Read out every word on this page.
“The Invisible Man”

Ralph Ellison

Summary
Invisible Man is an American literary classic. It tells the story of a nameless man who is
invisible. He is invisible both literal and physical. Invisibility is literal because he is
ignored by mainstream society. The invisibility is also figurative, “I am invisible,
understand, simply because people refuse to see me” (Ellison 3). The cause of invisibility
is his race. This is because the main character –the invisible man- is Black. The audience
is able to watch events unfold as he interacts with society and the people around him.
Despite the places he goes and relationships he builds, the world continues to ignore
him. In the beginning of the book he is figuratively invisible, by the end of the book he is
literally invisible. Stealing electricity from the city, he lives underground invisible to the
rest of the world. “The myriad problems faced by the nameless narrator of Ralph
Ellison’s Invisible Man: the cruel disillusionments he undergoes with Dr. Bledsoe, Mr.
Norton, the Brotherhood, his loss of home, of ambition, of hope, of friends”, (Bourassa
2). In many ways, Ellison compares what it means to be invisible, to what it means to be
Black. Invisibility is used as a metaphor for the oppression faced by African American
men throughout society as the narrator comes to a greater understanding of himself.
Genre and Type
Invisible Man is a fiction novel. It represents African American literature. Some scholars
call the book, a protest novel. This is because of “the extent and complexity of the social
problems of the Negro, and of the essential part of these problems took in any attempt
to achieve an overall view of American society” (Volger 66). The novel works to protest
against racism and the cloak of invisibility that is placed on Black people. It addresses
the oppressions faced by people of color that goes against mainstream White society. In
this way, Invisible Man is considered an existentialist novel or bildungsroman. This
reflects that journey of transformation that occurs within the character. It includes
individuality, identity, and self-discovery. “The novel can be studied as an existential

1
==
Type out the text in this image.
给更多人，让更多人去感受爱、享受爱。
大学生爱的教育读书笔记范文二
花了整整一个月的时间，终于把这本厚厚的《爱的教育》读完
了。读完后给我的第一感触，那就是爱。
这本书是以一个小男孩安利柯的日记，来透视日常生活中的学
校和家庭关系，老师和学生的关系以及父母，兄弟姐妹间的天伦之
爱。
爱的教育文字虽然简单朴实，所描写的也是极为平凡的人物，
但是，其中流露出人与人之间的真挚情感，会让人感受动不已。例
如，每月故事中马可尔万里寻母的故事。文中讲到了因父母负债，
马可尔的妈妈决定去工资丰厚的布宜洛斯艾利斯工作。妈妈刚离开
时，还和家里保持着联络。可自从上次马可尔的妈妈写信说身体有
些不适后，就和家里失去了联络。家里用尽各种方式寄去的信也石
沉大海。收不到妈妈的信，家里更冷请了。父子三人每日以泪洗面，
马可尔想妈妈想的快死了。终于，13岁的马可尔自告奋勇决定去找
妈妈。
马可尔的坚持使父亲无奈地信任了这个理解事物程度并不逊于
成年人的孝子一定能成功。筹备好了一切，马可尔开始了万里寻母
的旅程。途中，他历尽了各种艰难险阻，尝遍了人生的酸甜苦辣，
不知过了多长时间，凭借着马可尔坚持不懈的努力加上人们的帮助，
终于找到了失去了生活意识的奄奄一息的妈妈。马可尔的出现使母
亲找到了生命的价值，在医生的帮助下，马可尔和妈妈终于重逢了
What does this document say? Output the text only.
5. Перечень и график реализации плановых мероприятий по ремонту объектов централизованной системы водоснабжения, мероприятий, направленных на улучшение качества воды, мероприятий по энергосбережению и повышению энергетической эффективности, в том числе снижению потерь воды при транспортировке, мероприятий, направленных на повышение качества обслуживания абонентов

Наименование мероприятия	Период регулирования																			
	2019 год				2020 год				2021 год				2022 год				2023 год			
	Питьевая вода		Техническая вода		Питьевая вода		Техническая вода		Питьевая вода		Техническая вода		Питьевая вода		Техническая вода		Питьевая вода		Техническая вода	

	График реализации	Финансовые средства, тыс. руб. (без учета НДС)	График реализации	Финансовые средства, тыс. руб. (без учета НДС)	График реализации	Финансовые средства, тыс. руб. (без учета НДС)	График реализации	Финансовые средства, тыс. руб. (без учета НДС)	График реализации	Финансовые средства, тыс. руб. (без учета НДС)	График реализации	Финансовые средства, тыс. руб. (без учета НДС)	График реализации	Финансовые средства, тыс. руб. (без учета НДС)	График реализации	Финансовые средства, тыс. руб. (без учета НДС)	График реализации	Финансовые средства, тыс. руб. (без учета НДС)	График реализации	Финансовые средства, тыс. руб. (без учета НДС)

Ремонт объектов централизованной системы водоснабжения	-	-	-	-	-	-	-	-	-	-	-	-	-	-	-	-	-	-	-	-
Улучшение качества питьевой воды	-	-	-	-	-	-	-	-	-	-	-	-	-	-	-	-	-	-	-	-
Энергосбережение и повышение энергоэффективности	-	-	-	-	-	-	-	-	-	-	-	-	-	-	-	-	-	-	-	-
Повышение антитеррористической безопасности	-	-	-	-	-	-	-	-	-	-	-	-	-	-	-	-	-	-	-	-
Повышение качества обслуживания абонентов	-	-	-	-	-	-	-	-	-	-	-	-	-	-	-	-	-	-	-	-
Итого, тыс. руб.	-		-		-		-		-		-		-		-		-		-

Stated task: Copy out each line that contains the word "against".

Final result:
against racism and the cloak of invisibility that is placed on Black people. It addresses
the oppressions faced by people of color that goes against mainstream White society. In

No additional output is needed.